Transcribe every entry below word for word, but skip the pictures.

::: Material supplied

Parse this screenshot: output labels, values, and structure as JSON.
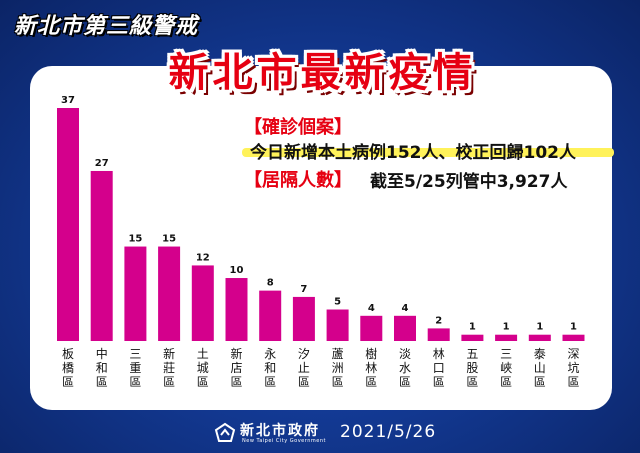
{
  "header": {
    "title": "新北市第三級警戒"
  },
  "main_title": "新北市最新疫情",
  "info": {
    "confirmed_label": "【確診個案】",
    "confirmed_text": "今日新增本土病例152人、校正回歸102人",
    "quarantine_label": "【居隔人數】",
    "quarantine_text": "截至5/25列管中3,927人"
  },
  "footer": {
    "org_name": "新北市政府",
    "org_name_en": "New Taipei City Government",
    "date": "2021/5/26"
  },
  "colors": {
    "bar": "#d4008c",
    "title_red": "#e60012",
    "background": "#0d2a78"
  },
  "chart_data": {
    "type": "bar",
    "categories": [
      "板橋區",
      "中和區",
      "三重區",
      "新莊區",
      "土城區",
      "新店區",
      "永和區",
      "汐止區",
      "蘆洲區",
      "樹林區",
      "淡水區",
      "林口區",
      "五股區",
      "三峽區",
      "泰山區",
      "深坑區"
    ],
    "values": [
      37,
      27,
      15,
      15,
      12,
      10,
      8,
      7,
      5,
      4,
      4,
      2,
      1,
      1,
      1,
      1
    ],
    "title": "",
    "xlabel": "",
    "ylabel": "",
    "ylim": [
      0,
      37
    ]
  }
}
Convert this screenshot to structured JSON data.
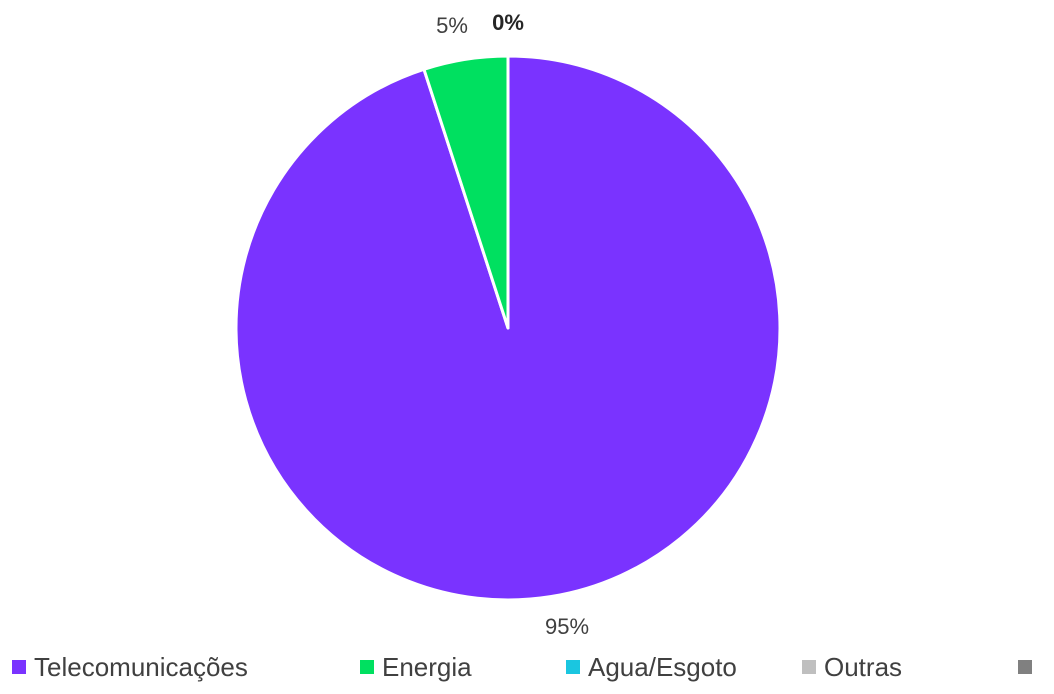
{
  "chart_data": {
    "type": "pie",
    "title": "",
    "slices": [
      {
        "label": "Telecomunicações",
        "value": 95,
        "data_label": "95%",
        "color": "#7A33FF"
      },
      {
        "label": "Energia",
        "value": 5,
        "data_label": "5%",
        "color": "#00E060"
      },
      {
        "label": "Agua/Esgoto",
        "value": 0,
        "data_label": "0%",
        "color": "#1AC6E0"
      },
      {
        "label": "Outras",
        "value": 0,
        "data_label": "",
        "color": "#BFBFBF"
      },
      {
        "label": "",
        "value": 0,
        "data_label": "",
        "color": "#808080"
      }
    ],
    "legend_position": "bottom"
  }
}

::::::

Response:
Parse this screenshot: output labels, values, and structure as JSON.
{
  "header": {
    "title": "新北市第三級警戒"
  },
  "main_title": "新北市最新疫情",
  "info": {
    "confirmed_label": "【確診個案】",
    "confirmed_text": "今日新增本土病例152人、校正回歸102人",
    "quarantine_label": "【居隔人數】",
    "quarantine_text": "截至5/25列管中3,927人"
  },
  "footer": {
    "org_name": "新北市政府",
    "org_name_en": "New Taipei City Government",
    "date": "2021/5/26"
  },
  "colors": {
    "bar": "#d4008c",
    "title_red": "#e60012",
    "background": "#0d2a78"
  },
  "chart_data": {
    "type": "bar",
    "categories": [
      "板橋區",
      "中和區",
      "三重區",
      "新莊區",
      "土城區",
      "新店區",
      "永和區",
      "汐止區",
      "蘆洲區",
      "樹林區",
      "淡水區",
      "林口區",
      "五股區",
      "三峽區",
      "泰山區",
      "深坑區"
    ],
    "values": [
      37,
      27,
      15,
      15,
      12,
      10,
      8,
      7,
      5,
      4,
      4,
      2,
      1,
      1,
      1,
      1
    ],
    "title": "",
    "xlabel": "",
    "ylabel": "",
    "ylim": [
      0,
      37
    ]
  }
}
Convert this screenshot to structured JSON data.
{
  "chart_data": {
    "type": "pie",
    "title": "",
    "slices": [
      {
        "label": "Telecomunicações",
        "value": 95,
        "data_label": "95%",
        "color": "#7A33FF"
      },
      {
        "label": "Energia",
        "value": 5,
        "data_label": "5%",
        "color": "#00E060"
      },
      {
        "label": "Agua/Esgoto",
        "value": 0,
        "data_label": "0%",
        "color": "#1AC6E0"
      },
      {
        "label": "Outras",
        "value": 0,
        "data_label": "",
        "color": "#BFBFBF"
      },
      {
        "label": "",
        "value": 0,
        "data_label": "",
        "color": "#808080"
      }
    ],
    "legend_position": "bottom"
  }
}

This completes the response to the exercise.